— start Dataset entries —

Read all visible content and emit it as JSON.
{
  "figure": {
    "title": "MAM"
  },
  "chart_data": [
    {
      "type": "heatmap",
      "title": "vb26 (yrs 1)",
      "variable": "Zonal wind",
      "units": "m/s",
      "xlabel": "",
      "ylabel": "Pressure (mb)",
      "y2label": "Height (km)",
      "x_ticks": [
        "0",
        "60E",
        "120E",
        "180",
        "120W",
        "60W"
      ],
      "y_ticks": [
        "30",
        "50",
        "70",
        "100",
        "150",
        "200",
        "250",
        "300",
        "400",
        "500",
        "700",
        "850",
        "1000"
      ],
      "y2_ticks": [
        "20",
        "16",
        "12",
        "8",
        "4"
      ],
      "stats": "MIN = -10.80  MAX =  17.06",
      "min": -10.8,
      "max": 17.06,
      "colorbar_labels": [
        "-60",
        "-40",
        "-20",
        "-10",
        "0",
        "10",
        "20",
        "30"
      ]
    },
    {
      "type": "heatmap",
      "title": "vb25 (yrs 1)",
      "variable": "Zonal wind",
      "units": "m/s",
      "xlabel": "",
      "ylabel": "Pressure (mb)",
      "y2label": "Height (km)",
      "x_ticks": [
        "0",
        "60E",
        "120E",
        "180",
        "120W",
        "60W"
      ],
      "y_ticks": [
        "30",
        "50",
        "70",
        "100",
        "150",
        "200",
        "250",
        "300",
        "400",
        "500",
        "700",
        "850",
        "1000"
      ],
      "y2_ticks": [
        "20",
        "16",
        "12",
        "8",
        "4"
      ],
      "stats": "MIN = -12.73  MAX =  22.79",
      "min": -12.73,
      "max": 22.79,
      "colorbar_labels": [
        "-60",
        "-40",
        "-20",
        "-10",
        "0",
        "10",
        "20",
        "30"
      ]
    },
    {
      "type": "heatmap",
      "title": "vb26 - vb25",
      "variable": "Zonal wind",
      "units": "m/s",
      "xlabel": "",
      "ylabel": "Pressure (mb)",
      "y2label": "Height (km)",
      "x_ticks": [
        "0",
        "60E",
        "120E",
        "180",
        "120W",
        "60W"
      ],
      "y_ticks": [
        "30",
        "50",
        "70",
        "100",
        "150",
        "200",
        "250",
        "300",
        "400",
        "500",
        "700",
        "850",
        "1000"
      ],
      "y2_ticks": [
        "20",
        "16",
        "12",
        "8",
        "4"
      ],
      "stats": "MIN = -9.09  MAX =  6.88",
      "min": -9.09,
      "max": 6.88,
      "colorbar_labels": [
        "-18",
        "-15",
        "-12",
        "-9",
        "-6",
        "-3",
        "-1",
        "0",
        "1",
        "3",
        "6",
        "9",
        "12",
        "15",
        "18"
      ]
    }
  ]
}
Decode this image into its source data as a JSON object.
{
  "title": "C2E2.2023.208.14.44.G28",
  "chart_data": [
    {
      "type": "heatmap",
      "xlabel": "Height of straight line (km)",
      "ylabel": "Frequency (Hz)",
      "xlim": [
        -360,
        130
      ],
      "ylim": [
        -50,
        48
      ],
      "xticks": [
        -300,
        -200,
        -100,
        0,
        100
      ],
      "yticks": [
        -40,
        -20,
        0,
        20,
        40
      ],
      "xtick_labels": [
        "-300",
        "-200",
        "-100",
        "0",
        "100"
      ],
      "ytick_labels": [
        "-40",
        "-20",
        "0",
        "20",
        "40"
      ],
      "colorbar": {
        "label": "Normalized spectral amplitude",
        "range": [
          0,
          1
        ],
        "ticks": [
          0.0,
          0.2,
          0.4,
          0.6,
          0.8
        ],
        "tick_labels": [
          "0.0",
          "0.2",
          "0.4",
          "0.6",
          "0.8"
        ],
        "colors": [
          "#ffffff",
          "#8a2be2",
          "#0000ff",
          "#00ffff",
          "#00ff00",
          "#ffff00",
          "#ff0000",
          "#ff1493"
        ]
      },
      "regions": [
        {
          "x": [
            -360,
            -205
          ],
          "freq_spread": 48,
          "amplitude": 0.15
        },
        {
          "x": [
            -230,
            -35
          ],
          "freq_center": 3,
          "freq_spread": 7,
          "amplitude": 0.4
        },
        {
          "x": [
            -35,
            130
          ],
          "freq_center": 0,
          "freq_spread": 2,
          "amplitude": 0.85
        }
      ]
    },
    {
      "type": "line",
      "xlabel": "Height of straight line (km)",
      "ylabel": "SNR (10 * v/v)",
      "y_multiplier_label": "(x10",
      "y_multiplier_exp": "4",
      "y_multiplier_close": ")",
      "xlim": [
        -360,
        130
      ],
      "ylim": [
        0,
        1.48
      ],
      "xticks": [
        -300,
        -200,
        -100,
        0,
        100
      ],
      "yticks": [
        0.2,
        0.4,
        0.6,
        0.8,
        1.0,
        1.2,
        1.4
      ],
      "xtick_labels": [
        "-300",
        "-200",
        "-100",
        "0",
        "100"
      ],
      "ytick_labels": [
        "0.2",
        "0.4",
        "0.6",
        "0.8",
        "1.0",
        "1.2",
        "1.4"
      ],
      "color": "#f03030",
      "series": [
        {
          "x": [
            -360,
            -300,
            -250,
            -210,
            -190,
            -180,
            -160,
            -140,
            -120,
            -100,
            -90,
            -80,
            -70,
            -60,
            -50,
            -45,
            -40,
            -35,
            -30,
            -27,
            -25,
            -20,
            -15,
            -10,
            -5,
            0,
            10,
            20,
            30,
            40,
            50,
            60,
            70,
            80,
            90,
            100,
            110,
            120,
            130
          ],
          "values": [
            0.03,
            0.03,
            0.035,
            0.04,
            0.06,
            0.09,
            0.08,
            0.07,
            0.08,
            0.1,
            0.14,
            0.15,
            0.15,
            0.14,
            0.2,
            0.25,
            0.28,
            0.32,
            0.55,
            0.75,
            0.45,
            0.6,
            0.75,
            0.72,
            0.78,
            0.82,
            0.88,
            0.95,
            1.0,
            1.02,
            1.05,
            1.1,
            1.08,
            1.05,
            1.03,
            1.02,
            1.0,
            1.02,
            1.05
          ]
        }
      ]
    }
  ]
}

— end Dataset entries —

Copy down the whole of the data above, matching it exactly.

Read all visible content and emit it as JSON.
{
  "figure": {
    "title": "MAM"
  },
  "chart_data": [
    {
      "type": "heatmap",
      "title": "vb26 (yrs 1)",
      "variable": "Zonal wind",
      "units": "m/s",
      "xlabel": "",
      "ylabel": "Pressure (mb)",
      "y2label": "Height (km)",
      "x_ticks": [
        "0",
        "60E",
        "120E",
        "180",
        "120W",
        "60W"
      ],
      "y_ticks": [
        "30",
        "50",
        "70",
        "100",
        "150",
        "200",
        "250",
        "300",
        "400",
        "500",
        "700",
        "850",
        "1000"
      ],
      "y2_ticks": [
        "20",
        "16",
        "12",
        "8",
        "4"
      ],
      "stats": "MIN = -10.80  MAX =  17.06",
      "min": -10.8,
      "max": 17.06,
      "colorbar_labels": [
        "-60",
        "-40",
        "-20",
        "-10",
        "0",
        "10",
        "20",
        "30"
      ]
    },
    {
      "type": "heatmap",
      "title": "vb25 (yrs 1)",
      "variable": "Zonal wind",
      "units": "m/s",
      "xlabel": "",
      "ylabel": "Pressure (mb)",
      "y2label": "Height (km)",
      "x_ticks": [
        "0",
        "60E",
        "120E",
        "180",
        "120W",
        "60W"
      ],
      "y_ticks": [
        "30",
        "50",
        "70",
        "100",
        "150",
        "200",
        "250",
        "300",
        "400",
        "500",
        "700",
        "850",
        "1000"
      ],
      "y2_ticks": [
        "20",
        "16",
        "12",
        "8",
        "4"
      ],
      "stats": "MIN = -12.73  MAX =  22.79",
      "min": -12.73,
      "max": 22.79,
      "colorbar_labels": [
        "-60",
        "-40",
        "-20",
        "-10",
        "0",
        "10",
        "20",
        "30"
      ]
    },
    {
      "type": "heatmap",
      "title": "vb26 - vb25",
      "variable": "Zonal wind",
      "units": "m/s",
      "xlabel": "",
      "ylabel": "Pressure (mb)",
      "y2label": "Height (km)",
      "x_ticks": [
        "0",
        "60E",
        "120E",
        "180",
        "120W",
        "60W"
      ],
      "y_ticks": [
        "30",
        "50",
        "70",
        "100",
        "150",
        "200",
        "250",
        "300",
        "400",
        "500",
        "700",
        "850",
        "1000"
      ],
      "y2_ticks": [
        "20",
        "16",
        "12",
        "8",
        "4"
      ],
      "stats": "MIN = -9.09  MAX =  6.88",
      "min": -9.09,
      "max": 6.88,
      "colorbar_labels": [
        "-18",
        "-15",
        "-12",
        "-9",
        "-6",
        "-3",
        "-1",
        "0",
        "1",
        "3",
        "6",
        "9",
        "12",
        "15",
        "18"
      ]
    }
  ]
}
Decode this image into its source data as a JSON object.
{
  "title": "C2E2.2023.208.14.44.G28",
  "chart_data": [
    {
      "type": "heatmap",
      "xlabel": "Height of straight line (km)",
      "ylabel": "Frequency (Hz)",
      "xlim": [
        -360,
        130
      ],
      "ylim": [
        -50,
        48
      ],
      "xticks": [
        -300,
        -200,
        -100,
        0,
        100
      ],
      "yticks": [
        -40,
        -20,
        0,
        20,
        40
      ],
      "xtick_labels": [
        "-300",
        "-200",
        "-100",
        "0",
        "100"
      ],
      "ytick_labels": [
        "-40",
        "-20",
        "0",
        "20",
        "40"
      ],
      "colorbar": {
        "label": "Normalized spectral amplitude",
        "range": [
          0,
          1
        ],
        "ticks": [
          0.0,
          0.2,
          0.4,
          0.6,
          0.8
        ],
        "tick_labels": [
          "0.0",
          "0.2",
          "0.4",
          "0.6",
          "0.8"
        ],
        "colors": [
          "#ffffff",
          "#8a2be2",
          "#0000ff",
          "#00ffff",
          "#00ff00",
          "#ffff00",
          "#ff0000",
          "#ff1493"
        ]
      },
      "regions": [
        {
          "x": [
            -360,
            -205
          ],
          "freq_spread": 48,
          "amplitude": 0.15
        },
        {
          "x": [
            -230,
            -35
          ],
          "freq_center": 3,
          "freq_spread": 7,
          "amplitude": 0.4
        },
        {
          "x": [
            -35,
            130
          ],
          "freq_center": 0,
          "freq_spread": 2,
          "amplitude": 0.85
        }
      ]
    },
    {
      "type": "line",
      "xlabel": "Height of straight line (km)",
      "ylabel": "SNR (10 * v/v)",
      "y_multiplier_label": "(x10",
      "y_multiplier_exp": "4",
      "y_multiplier_close": ")",
      "xlim": [
        -360,
        130
      ],
      "ylim": [
        0,
        1.48
      ],
      "xticks": [
        -300,
        -200,
        -100,
        0,
        100
      ],
      "yticks": [
        0.2,
        0.4,
        0.6,
        0.8,
        1.0,
        1.2,
        1.4
      ],
      "xtick_labels": [
        "-300",
        "-200",
        "-100",
        "0",
        "100"
      ],
      "ytick_labels": [
        "0.2",
        "0.4",
        "0.6",
        "0.8",
        "1.0",
        "1.2",
        "1.4"
      ],
      "color": "#f03030",
      "series": [
        {
          "x": [
            -360,
            -300,
            -250,
            -210,
            -190,
            -180,
            -160,
            -140,
            -120,
            -100,
            -90,
            -80,
            -70,
            -60,
            -50,
            -45,
            -40,
            -35,
            -30,
            -27,
            -25,
            -20,
            -15,
            -10,
            -5,
            0,
            10,
            20,
            30,
            40,
            50,
            60,
            70,
            80,
            90,
            100,
            110,
            120,
            130
          ],
          "values": [
            0.03,
            0.03,
            0.035,
            0.04,
            0.06,
            0.09,
            0.08,
            0.07,
            0.08,
            0.1,
            0.14,
            0.15,
            0.15,
            0.14,
            0.2,
            0.25,
            0.28,
            0.32,
            0.55,
            0.75,
            0.45,
            0.6,
            0.75,
            0.72,
            0.78,
            0.82,
            0.88,
            0.95,
            1.0,
            1.02,
            1.05,
            1.1,
            1.08,
            1.05,
            1.03,
            1.02,
            1.0,
            1.02,
            1.05
          ]
        }
      ]
    }
  ]
}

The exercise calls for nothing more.